REQUIRED ACTION A: Judge whether each statement agrees with the book review, answering yes or no and quoting the review's deciding words: (i) The story takes place in 1962. (ii) Ray's father is English. (iii) Anna tells Stevie and Ray that someone is trying to poison her.
REQUIRED ACTION B: Extend the review of The Week at World's End by writing what comes after its final sentence.

SOURCE EXTRACT:
Content starts
Monday, March 7, 2022

The Week at World's End by Emma Carroll


There are two worlds in this book - the one the children are experiencing and the complex one adults are talking about. The year is 1962 and the big world event is the Cuban missile crisis.  World's End Close is where Stevie Fisher and her friend Ray live. Life is pretty dull according to Stevie but the one night she finds a body in the garden shed. Actually it is not a body, it is a young girl. Her name is Anna and she tells Stevie and Ray that she is on the run. That someone is trying to poison her.

There are lots of threads in this story:

Stevie's dad has recently died and by accident Stevie finds a letter written by her dad which she is supposed to read when she is older. In the letter dad reveals the terrible truth about the nuclear testing in the Pacific. 

Ray is keen to visit America to meet his cousin and talk about Martin Luther King and African American rights. Ray's mum is English and his dad is African American.

Ray and Stevie want to keep Anna safe. They want to protect her but there seems to be so much she is not telling them.

Near World's End Close there is an army installation and right now, even though the war is over, there seems to be a lot of activity, secret activity going on there.

"Today, inside the fence, there were twenty or more people walking about. They were all wearing overalls and measuring distances and writing things on clipboards.  ... In the distance, near the runway's end, the doors stood open on a row of aircraft hangers. We were too far away to see what was inside, but I could guess, and my heart thumped so hard I could feel it in my throat. American plans to drop American bombs on Russia. And if the Russians fought back, that would make the airbase here in Britain, just half a mile from where we lived, a target."

On the the cover you can see Stevie, Ray and Anna in a World War II pillbox. A pillbox is a type of blockhouse, or concrete dug-in guard-post, normally equipped with loopholes through which defenders can fire weapons. It is in effect a trench firing step, hardened to protect against small-arms fire and grenades, and raised to improve the field of fire. (WikipediaAfter all these years since the war it is over grown with grasses and plants and is very well camouflaged.
Content ends
DATA LISTING:
Content starts
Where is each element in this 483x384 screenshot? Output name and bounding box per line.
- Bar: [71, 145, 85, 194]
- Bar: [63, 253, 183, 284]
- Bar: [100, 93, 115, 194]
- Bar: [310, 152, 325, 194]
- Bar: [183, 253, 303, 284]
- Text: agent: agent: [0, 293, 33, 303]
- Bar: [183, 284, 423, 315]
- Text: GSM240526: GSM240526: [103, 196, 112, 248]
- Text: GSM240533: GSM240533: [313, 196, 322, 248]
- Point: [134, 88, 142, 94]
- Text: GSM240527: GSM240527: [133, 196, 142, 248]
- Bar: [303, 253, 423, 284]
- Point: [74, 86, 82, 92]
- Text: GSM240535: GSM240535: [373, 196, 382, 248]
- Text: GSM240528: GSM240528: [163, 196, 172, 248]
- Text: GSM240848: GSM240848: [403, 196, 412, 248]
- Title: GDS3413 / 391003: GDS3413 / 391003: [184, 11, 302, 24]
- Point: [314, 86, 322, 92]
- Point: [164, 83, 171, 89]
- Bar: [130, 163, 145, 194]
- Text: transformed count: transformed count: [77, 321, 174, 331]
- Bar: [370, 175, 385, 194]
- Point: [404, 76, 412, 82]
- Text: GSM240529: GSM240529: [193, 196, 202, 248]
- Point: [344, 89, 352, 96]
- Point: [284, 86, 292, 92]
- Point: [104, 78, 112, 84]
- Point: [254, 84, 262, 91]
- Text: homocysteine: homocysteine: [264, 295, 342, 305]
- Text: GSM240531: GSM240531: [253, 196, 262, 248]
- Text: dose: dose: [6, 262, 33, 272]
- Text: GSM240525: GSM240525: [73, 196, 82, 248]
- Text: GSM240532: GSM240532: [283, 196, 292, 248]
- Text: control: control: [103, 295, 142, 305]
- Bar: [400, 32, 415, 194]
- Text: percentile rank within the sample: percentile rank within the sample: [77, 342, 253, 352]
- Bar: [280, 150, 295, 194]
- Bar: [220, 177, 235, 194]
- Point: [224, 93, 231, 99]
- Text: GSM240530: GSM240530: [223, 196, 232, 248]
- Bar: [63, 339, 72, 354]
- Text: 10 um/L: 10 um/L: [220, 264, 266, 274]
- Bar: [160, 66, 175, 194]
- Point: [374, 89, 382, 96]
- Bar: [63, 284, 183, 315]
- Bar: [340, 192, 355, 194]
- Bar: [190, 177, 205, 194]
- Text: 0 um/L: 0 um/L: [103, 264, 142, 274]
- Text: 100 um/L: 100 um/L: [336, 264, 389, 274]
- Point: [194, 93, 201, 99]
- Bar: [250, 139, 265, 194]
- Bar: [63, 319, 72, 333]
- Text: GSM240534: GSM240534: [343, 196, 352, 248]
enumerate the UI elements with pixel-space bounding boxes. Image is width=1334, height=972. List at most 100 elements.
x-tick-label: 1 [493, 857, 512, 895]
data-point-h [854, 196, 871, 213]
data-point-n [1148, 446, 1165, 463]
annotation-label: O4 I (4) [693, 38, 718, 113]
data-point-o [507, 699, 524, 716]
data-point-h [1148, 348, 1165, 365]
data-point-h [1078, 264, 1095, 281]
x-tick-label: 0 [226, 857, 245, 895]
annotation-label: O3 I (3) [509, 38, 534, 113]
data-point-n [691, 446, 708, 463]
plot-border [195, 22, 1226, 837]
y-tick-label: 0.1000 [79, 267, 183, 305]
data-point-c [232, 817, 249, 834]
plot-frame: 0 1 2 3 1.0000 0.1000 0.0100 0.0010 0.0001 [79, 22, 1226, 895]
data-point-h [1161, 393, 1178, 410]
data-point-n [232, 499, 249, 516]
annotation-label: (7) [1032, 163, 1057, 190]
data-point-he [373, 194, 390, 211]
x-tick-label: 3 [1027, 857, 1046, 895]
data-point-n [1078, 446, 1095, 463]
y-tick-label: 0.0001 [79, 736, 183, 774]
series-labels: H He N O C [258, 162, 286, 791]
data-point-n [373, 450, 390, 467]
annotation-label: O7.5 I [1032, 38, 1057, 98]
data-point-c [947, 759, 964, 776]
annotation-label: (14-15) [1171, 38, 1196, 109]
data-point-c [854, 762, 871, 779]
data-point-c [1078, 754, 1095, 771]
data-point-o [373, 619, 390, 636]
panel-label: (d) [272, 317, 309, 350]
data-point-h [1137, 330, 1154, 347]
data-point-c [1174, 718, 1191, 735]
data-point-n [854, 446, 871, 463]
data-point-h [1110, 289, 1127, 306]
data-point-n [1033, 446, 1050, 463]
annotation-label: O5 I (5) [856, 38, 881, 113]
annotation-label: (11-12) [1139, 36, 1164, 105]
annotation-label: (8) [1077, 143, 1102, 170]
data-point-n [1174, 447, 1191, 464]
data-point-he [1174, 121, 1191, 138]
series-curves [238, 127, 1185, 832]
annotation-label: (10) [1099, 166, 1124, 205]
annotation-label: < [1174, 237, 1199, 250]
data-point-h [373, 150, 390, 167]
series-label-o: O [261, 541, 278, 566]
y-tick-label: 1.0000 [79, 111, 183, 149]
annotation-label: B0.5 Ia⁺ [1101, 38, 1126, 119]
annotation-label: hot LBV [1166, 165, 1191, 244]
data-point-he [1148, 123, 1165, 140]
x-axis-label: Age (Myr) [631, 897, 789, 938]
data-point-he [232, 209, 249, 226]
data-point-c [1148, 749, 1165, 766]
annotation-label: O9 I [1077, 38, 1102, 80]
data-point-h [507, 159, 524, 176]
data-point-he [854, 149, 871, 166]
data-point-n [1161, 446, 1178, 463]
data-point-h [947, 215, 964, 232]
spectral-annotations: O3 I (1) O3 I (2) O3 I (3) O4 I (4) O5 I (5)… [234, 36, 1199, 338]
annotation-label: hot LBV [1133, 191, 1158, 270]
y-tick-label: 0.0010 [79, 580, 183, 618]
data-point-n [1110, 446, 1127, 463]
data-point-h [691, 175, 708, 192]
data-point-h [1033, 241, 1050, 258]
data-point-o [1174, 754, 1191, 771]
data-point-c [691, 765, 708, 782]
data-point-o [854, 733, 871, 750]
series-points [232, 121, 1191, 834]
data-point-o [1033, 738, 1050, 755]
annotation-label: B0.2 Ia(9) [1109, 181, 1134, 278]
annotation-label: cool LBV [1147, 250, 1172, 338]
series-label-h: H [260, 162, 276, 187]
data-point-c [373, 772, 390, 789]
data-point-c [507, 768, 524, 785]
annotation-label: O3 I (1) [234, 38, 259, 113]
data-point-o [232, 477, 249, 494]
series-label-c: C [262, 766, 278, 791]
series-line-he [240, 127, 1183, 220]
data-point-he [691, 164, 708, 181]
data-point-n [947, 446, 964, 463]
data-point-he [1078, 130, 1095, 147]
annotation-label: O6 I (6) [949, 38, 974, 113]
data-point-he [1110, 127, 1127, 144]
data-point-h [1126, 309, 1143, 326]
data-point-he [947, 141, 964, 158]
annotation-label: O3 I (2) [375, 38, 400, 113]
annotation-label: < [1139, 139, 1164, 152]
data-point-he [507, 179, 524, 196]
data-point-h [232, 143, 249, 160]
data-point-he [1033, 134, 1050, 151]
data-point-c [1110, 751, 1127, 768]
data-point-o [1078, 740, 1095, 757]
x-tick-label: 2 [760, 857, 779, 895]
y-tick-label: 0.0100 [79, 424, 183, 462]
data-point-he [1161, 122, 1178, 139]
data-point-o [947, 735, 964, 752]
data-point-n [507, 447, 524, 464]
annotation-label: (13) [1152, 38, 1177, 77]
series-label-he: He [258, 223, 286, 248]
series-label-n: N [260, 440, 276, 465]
Content ends
REPLY A:
(i) Yes: "The year is 1962"
(ii) No: "Ray's mum is English and his dad is African American."
(iii) Yes: "That someone is trying to poison her."

REPLY B:
So now the race is on to find the truth about Anna, to save her from an unknown enemy and also to hope America and Russia can resolve their differences. See what I mean about issues big and small. 

In this video Emma talks about her book. This video 9 mins will give you some good background about the historical setting used in this book. It is very clear Emma Carroll has done an enormous amount of research for this book and then she has cleverly woven in all the global story strands. Here is a BookBag review. You can read more plot details here. 

Publisher blurb: 1962, London during the Cuban Missile Crisis. What would you do if there was a real possibility that the world might end? Ray, aware of his parents' building worry, decides to take matters into his own hands. He builds a shelter in the woods behind his house in the hope that he never has to use it. Only to discover that someone else needs it more than he does. An American girl, reported missing, has turned up there... Why is she hiding? And with neighbour turning against neighbour, will Ray be willing to help her? Set over the six days when the Cuban Missile Crisis became public knowledge, this (is a) tense, (and) clever thriller.